*DO THIS*
Using the records that follow, copy every line containing the word "name".

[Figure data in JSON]
_____

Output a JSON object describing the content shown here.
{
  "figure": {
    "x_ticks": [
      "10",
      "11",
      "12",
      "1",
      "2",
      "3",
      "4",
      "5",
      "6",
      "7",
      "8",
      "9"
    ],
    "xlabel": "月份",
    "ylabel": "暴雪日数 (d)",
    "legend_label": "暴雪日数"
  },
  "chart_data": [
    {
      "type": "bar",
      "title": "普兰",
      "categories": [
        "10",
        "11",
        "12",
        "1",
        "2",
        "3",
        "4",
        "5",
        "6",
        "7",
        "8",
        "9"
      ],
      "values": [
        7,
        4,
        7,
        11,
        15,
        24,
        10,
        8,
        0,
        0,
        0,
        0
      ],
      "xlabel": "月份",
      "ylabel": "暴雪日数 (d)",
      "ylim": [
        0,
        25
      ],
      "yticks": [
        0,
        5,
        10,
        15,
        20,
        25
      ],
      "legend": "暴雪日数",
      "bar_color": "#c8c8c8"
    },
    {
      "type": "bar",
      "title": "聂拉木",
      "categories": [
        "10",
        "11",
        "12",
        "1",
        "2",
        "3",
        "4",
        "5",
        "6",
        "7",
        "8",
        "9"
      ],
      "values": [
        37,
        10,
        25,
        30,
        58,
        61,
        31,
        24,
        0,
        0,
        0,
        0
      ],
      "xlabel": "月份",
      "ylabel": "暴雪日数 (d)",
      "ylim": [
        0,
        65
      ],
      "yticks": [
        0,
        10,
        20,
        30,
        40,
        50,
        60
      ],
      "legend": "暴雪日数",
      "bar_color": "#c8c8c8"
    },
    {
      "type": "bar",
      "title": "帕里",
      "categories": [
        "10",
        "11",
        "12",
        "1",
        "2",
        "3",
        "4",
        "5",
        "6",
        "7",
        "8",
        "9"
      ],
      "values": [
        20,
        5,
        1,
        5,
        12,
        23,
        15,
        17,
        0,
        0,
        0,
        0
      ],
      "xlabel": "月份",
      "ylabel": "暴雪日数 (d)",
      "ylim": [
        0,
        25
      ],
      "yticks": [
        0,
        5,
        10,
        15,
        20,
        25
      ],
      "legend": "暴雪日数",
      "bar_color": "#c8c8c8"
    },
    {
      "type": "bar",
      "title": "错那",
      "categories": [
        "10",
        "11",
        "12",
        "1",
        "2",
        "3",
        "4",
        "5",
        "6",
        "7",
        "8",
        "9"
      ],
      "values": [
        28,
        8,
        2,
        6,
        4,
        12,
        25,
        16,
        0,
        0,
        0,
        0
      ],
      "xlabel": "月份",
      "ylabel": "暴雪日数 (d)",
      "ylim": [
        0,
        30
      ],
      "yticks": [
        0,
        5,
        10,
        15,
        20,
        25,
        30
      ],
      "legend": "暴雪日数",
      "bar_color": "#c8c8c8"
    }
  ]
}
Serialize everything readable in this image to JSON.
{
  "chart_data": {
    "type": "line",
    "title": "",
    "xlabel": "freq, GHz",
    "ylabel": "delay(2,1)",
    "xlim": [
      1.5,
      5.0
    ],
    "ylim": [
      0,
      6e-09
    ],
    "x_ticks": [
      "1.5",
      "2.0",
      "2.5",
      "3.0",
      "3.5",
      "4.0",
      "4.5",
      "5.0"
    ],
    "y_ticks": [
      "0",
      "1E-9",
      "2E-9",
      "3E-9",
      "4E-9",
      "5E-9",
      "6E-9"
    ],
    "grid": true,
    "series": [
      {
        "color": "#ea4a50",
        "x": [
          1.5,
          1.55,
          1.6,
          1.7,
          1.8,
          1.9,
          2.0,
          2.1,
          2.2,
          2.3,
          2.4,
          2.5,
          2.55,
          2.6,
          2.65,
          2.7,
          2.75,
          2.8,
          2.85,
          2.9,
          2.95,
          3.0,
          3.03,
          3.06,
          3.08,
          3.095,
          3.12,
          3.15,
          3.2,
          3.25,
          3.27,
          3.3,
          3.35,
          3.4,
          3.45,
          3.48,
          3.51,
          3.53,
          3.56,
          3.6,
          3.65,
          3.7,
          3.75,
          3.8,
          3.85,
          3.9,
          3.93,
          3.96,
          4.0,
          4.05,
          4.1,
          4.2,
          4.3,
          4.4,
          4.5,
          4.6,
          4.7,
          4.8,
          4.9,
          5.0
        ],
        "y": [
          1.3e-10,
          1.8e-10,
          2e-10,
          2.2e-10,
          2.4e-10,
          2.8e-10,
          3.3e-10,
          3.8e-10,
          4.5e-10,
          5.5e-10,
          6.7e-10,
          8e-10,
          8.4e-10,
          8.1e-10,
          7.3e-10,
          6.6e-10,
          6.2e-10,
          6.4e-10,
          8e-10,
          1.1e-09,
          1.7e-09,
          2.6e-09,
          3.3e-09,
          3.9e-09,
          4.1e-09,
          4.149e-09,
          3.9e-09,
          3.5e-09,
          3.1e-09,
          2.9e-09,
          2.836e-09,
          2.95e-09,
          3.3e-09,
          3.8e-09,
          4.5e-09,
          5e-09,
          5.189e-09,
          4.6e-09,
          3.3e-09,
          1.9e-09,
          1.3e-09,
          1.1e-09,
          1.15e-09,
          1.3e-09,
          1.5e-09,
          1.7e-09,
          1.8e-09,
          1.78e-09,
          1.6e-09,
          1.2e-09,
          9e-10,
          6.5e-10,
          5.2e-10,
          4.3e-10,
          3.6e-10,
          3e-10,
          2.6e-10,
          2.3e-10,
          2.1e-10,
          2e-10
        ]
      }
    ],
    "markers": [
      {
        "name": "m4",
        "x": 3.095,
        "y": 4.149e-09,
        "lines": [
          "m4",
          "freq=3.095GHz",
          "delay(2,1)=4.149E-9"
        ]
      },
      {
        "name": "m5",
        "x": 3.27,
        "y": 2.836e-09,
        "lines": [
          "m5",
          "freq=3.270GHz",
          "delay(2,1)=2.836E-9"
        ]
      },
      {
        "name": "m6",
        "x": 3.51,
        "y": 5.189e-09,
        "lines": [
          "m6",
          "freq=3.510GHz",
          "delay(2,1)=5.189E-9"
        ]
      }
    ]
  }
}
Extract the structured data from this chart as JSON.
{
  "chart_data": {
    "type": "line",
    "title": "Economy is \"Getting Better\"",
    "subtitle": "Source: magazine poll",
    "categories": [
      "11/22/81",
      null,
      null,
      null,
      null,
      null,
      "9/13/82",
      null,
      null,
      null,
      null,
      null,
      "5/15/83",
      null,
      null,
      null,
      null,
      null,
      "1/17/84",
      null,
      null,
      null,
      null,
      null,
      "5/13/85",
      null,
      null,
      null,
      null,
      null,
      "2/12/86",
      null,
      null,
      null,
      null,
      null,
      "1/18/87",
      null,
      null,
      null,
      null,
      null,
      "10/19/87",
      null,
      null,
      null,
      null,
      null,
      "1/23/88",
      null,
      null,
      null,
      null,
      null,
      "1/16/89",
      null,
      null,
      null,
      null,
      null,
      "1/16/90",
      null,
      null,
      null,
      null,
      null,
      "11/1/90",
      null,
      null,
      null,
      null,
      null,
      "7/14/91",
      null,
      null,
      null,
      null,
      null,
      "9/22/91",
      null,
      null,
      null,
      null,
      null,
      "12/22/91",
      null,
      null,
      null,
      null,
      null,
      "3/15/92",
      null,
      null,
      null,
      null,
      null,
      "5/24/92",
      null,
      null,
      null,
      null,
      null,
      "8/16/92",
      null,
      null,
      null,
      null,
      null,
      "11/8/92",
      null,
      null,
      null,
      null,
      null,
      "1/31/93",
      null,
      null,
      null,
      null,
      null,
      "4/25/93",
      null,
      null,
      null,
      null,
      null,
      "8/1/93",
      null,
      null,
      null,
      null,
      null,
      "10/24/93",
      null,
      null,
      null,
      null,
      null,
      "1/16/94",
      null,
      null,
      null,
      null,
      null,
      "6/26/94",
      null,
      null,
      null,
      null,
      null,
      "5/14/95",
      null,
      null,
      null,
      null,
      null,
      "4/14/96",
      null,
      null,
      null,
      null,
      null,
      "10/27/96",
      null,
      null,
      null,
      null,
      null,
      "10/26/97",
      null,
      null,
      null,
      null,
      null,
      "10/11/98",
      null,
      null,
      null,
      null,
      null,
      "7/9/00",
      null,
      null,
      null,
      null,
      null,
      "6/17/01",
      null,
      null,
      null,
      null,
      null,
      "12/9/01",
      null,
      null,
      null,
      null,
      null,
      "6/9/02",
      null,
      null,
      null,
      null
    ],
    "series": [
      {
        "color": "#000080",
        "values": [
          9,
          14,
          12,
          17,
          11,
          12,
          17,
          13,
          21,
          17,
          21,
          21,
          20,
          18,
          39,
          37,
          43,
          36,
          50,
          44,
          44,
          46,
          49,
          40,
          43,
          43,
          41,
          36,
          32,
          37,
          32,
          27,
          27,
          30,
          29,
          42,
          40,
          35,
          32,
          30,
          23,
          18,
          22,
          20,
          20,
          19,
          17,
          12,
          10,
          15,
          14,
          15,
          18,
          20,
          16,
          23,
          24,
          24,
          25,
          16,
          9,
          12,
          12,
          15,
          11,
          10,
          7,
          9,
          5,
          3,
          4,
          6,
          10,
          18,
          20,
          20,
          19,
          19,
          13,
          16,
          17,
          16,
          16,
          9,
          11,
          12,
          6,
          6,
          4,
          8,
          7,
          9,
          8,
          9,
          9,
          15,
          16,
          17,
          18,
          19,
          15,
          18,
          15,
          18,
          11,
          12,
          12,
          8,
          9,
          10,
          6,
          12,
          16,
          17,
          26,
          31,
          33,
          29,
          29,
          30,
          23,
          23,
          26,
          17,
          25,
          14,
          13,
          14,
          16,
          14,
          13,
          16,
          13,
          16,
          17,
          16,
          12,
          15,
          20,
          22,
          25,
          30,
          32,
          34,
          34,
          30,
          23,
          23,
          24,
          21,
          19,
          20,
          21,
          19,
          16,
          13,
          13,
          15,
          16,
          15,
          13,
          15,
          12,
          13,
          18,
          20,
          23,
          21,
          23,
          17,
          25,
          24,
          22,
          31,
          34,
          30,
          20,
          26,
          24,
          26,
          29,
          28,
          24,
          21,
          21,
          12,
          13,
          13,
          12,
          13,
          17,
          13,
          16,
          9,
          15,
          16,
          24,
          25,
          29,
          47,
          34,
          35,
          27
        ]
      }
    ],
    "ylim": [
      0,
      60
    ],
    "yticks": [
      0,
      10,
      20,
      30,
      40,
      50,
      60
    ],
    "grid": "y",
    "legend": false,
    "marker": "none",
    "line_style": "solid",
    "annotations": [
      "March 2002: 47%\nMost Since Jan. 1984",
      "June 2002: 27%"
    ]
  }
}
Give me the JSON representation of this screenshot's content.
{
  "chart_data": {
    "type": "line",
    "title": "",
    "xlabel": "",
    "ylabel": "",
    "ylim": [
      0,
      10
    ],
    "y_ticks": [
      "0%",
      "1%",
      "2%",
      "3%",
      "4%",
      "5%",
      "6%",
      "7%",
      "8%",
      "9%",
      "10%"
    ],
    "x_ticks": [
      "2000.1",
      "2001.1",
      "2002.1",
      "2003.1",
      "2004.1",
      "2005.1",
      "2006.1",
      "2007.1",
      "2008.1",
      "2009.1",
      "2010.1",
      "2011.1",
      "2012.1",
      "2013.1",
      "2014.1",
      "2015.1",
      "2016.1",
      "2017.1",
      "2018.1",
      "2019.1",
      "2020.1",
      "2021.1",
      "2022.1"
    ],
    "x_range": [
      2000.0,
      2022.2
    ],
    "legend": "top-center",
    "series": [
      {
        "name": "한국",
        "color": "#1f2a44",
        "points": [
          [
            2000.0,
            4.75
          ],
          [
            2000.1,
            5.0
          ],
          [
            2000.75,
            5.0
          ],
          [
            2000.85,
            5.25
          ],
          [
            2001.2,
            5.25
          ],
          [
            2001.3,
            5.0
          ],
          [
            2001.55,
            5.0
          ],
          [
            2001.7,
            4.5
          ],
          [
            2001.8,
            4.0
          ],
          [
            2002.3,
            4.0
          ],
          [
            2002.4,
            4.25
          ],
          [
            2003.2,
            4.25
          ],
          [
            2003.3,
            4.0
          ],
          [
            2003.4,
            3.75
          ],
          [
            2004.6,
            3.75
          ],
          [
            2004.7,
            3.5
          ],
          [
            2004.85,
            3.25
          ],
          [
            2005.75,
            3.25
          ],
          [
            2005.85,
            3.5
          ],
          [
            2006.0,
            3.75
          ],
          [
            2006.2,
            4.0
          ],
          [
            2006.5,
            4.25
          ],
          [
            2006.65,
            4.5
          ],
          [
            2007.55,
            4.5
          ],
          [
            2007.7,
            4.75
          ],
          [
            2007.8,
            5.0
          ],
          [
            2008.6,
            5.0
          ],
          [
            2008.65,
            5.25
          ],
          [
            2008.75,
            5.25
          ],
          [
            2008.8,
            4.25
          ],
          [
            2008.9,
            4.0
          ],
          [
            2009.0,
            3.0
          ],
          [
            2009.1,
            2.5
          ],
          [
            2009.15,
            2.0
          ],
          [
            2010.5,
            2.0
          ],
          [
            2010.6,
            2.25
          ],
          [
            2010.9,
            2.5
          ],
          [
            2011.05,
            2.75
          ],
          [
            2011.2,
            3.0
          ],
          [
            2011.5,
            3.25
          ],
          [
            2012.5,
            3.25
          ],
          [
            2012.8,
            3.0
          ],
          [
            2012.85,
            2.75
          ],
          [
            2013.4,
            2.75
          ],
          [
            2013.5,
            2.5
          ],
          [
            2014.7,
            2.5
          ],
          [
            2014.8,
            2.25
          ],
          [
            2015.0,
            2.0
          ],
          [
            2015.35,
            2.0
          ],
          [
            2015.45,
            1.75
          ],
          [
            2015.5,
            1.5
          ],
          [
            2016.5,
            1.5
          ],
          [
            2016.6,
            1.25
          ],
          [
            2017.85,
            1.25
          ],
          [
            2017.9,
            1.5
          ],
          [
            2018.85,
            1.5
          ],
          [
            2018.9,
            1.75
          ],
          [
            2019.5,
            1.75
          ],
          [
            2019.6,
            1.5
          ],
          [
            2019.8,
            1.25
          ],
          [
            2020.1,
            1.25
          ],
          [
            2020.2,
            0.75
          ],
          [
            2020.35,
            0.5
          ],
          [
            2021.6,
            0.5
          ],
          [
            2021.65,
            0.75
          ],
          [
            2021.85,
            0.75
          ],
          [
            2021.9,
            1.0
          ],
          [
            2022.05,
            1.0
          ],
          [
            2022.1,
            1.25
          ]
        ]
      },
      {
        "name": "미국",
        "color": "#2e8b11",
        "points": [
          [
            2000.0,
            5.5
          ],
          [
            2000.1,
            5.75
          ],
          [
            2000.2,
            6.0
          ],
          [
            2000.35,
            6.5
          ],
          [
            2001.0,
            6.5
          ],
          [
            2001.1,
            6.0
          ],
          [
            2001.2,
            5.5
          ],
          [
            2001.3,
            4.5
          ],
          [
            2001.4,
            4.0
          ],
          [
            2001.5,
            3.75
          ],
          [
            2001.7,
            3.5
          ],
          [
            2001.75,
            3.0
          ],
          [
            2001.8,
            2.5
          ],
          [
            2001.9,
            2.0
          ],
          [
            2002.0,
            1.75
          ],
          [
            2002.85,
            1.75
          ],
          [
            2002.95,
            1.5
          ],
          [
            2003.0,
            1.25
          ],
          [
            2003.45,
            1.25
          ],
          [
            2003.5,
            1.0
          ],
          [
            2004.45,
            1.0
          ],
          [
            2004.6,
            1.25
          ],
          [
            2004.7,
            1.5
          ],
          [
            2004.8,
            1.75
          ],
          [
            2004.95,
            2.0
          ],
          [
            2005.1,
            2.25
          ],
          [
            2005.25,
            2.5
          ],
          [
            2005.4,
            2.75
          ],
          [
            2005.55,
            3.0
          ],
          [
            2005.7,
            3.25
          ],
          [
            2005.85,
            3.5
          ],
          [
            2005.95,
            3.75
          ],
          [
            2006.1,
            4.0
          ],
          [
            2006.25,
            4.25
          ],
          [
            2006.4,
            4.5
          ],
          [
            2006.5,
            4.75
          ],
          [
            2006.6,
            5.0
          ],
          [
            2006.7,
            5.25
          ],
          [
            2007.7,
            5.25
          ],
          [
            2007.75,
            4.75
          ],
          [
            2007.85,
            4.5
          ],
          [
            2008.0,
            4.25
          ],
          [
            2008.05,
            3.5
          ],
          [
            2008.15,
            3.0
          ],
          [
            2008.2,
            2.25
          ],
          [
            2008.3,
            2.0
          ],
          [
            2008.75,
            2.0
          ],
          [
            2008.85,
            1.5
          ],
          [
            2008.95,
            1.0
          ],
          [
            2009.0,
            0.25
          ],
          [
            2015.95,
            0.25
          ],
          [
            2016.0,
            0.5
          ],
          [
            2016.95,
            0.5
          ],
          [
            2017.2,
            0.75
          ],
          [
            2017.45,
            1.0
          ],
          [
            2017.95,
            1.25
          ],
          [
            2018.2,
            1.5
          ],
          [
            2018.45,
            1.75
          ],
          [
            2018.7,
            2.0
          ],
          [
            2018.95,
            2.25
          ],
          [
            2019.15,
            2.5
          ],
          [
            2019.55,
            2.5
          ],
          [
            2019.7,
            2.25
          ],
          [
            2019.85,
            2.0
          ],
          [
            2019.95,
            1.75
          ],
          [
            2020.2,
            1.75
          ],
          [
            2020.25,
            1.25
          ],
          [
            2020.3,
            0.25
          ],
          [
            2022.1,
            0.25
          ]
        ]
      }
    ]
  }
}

_____

*FINISHED EXERCISE*
        "name": "m4",
        "name": "m5",
        "name": "m6",
        "name": "한국",
        "name": "미국",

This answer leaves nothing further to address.